Records from a data collection
▽
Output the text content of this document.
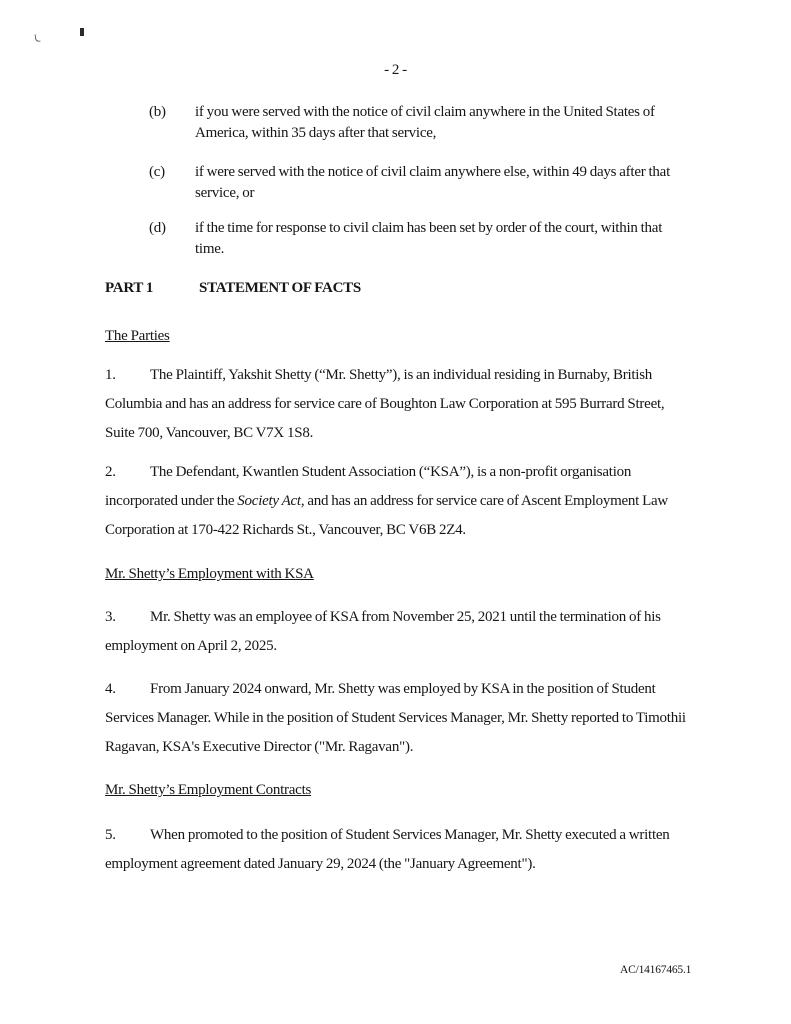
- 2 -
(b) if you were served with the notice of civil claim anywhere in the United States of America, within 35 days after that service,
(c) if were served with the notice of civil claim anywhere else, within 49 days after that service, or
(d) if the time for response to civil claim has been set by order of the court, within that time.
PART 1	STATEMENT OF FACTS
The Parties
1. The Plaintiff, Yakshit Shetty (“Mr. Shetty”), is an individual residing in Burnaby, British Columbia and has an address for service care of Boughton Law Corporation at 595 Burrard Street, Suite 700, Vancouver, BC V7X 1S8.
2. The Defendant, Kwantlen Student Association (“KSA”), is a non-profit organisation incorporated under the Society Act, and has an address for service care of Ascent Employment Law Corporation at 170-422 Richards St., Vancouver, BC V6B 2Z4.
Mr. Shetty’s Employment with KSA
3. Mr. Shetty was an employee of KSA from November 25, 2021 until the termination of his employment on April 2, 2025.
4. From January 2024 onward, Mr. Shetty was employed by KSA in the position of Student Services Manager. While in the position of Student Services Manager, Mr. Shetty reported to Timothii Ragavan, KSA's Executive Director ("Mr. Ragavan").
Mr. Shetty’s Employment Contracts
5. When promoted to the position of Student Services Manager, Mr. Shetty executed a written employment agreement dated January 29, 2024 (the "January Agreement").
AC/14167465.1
△
■ **Task directions**: Go through the records and gather the lines that hold "claim".

■ **Result for this task**:
(b) if you were served with the notice of civil claim anywhere in the United States of America, within 35 days after that service,
(c) if were served with the notice of civil claim anywhere else, within 49 days after that service, or
(d) if the time for response to civil claim has been set by order of the court, within that time.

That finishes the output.